• **Required task**:
The entries that follow should be written out exactly.

________

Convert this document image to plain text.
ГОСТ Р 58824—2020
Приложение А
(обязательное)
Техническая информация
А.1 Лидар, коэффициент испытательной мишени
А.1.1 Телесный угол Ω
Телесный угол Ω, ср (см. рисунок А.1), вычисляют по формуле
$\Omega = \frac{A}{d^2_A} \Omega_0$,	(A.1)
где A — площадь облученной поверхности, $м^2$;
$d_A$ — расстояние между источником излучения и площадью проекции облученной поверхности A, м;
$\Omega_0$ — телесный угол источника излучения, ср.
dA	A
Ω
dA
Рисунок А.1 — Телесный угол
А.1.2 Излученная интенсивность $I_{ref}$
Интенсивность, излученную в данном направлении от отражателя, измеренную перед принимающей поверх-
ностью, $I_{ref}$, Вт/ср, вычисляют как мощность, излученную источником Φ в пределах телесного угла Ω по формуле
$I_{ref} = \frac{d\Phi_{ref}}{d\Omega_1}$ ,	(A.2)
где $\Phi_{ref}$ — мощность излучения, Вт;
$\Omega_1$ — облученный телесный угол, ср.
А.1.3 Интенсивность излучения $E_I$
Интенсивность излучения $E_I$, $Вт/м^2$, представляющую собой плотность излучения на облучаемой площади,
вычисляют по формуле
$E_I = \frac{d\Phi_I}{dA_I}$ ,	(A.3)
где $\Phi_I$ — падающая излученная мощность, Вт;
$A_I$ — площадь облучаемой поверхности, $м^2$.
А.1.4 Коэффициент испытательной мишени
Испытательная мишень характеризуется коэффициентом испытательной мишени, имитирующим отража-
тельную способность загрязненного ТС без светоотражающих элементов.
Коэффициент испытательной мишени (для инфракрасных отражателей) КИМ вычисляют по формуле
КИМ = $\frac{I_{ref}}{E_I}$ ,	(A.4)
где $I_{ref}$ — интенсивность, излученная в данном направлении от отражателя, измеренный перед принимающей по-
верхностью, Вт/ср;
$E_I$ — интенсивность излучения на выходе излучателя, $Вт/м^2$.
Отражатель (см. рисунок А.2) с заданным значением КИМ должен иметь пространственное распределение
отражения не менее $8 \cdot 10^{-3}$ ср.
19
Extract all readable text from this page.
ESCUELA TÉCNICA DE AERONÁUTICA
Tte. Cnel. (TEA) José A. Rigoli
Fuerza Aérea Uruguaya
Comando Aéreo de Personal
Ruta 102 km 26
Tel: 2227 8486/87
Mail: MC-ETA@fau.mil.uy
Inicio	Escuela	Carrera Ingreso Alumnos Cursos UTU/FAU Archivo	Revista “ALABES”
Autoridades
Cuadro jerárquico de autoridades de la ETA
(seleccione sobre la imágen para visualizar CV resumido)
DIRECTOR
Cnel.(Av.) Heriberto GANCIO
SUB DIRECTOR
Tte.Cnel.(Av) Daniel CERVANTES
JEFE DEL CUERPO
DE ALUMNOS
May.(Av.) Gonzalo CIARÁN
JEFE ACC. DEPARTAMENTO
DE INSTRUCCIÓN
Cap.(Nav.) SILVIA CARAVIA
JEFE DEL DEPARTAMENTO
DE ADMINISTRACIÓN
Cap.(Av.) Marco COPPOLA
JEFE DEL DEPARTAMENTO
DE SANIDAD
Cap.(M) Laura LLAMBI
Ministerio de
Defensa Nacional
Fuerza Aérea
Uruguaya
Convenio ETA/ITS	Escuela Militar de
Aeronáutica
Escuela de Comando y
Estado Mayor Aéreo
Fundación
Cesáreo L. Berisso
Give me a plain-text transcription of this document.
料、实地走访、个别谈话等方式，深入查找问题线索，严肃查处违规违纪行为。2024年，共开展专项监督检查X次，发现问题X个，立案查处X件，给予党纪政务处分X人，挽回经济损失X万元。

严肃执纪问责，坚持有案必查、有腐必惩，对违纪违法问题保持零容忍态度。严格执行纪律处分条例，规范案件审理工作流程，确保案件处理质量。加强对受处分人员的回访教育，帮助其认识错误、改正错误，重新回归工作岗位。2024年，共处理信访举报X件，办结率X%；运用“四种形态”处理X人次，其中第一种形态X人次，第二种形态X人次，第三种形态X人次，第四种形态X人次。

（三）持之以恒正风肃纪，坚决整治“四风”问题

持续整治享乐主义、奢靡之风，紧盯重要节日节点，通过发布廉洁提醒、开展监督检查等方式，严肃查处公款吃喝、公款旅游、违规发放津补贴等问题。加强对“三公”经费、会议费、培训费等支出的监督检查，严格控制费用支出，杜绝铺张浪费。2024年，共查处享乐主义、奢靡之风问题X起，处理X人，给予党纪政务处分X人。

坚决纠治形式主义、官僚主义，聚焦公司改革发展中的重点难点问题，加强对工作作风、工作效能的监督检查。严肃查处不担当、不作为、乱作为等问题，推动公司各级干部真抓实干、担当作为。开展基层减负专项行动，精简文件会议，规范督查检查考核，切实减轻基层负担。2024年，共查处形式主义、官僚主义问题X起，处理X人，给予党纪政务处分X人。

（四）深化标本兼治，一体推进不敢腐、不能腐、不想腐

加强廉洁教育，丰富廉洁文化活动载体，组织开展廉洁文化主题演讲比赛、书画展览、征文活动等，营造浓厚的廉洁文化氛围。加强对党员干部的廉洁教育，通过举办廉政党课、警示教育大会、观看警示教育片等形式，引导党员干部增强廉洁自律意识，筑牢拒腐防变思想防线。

________

• **Written answer**:
Convert this document image to plain text.
ГОСТ Р 58824—2020
Приложение А
(обязательное)
Техническая информация
А.1 Лидар, коэффициент испытательной мишени
А.1.1 Телесный угол Ω
Телесный угол Ω, ср (см. рисунок А.1), вычисляют по формуле
$\Omega = \frac{A}{d^2_A} \Omega_0$,	(A.1)
где A — площадь облученной поверхности, $м^2$;
$d_A$ — расстояние между источником излучения и площадью проекции облученной поверхности A, м;
$\Omega_0$ — телесный угол источника излучения, ср.
dA	A
Ω
dA
Рисунок А.1 — Телесный угол
А.1.2 Излученная интенсивность $I_{ref}$
Интенсивность, излученную в данном направлении от отражателя, измеренную перед принимающей поверх-
ностью, $I_{ref}$, Вт/ср, вычисляют как мощность, излученную источником Φ в пределах телесного угла Ω по формуле
$I_{ref} = \frac{d\Phi_{ref}}{d\Omega_1}$ ,	(A.2)
где $\Phi_{ref}$ — мощность излучения, Вт;
$\Omega_1$ — облученный телесный угол, ср.
А.1.3 Интенсивность излучения $E_I$
Интенсивность излучения $E_I$, $Вт/м^2$, представляющую собой плотность излучения на облучаемой площади,
вычисляют по формуле
$E_I = \frac{d\Phi_I}{dA_I}$ ,	(A.3)
где $\Phi_I$ — падающая излученная мощность, Вт;
$A_I$ — площадь облучаемой поверхности, $м^2$.
А.1.4 Коэффициент испытательной мишени
Испытательная мишень характеризуется коэффициентом испытательной мишени, имитирующим отража-
тельную способность загрязненного ТС без светоотражающих элементов.
Коэффициент испытательной мишени (для инфракрасных отражателей) КИМ вычисляют по формуле
КИМ = $\frac{I_{ref}}{E_I}$ ,	(A.4)
где $I_{ref}$ — интенсивность, излученная в данном направлении от отражателя, измеренный перед принимающей по-
верхностью, Вт/ср;
$E_I$ — интенсивность излучения на выходе излучателя, $Вт/м^2$.
Отражатель (см. рисунок А.2) с заданным значением КИМ должен иметь пространственное распределение
отражения не менее $8 \cdot 10^{-3}$ ср.
19
Extract all readable text from this page.
ESCUELA TÉCNICA DE AERONÁUTICA
Tte. Cnel. (TEA) José A. Rigoli
Fuerza Aérea Uruguaya
Comando Aéreo de Personal
Ruta 102 km 26
Tel: 2227 8486/87
Mail: MC-ETA@fau.mil.uy
Inicio	Escuela	Carrera Ingreso Alumnos Cursos UTU/FAU Archivo	Revista “ALABES”
Autoridades
Cuadro jerárquico de autoridades de la ETA
(seleccione sobre la imágen para visualizar CV resumido)
DIRECTOR
Cnel.(Av.) Heriberto GANCIO
SUB DIRECTOR
Tte.Cnel.(Av) Daniel CERVANTES
JEFE DEL CUERPO
DE ALUMNOS
May.(Av.) Gonzalo CIARÁN
JEFE ACC. DEPARTAMENTO
DE INSTRUCCIÓN
Cap.(Nav.) SILVIA CARAVIA
JEFE DEL DEPARTAMENTO
DE ADMINISTRACIÓN
Cap.(Av.) Marco COPPOLA
JEFE DEL DEPARTAMENTO
DE SANIDAD
Cap.(M) Laura LLAMBI
Ministerio de
Defensa Nacional
Fuerza Aérea
Uruguaya
Convenio ETA/ITS	Escuela Militar de
Aeronáutica
Escuela de Comando y
Estado Mayor Aéreo
Fundación
Cesáreo L. Berisso
Give me a plain-text transcription of this document.
料、实地走访、个别谈话等方式，深入查找问题线索，严肃查处违规违纪行为。2024年，共开展专项监督检查X次，发现问题X个，立案查处X件，给予党纪政务处分X人，挽回经济损失X万元。

严肃执纪问责，坚持有案必查、有腐必惩，对违纪违法问题保持零容忍态度。严格执行纪律处分条例，规范案件审理工作流程，确保案件处理质量。加强对受处分人员的回访教育，帮助其认识错误、改正错误，重新回归工作岗位。2024年，共处理信访举报X件，办结率X%；运用“四种形态”处理X人次，其中第一种形态X人次，第二种形态X人次，第三种形态X人次，第四种形态X人次。

（三）持之以恒正风肃纪，坚决整治“四风”问题

持续整治享乐主义、奢靡之风，紧盯重要节日节点，通过发布廉洁提醒、开展监督检查等方式，严肃查处公款吃喝、公款旅游、违规发放津补贴等问题。加强对“三公”经费、会议费、培训费等支出的监督检查，严格控制费用支出，杜绝铺张浪费。2024年，共查处享乐主义、奢靡之风问题X起，处理X人，给予党纪政务处分X人。

坚决纠治形式主义、官僚主义，聚焦公司改革发展中的重点难点问题，加强对工作作风、工作效能的监督检查。严肃查处不担当、不作为、乱作为等问题，推动公司各级干部真抓实干、担当作为。开展基层减负专项行动，精简文件会议，规范督查检查考核，切实减轻基层负担。2024年，共查处形式主义、官僚主义问题X起，处理X人，给予党纪政务处分X人。

（四）深化标本兼治，一体推进不敢腐、不能腐、不想腐

加强廉洁教育，丰富廉洁文化活动载体，组织开展廉洁文化主题演讲比赛、书画展览、征文活动等，营造浓厚的廉洁文化氛围。加强对党员干部的廉洁教育，通过举办廉政党课、警示教育大会、观看警示教育片等形式，引导党员干部增强廉洁自律意识，筑牢拒腐防变思想防线。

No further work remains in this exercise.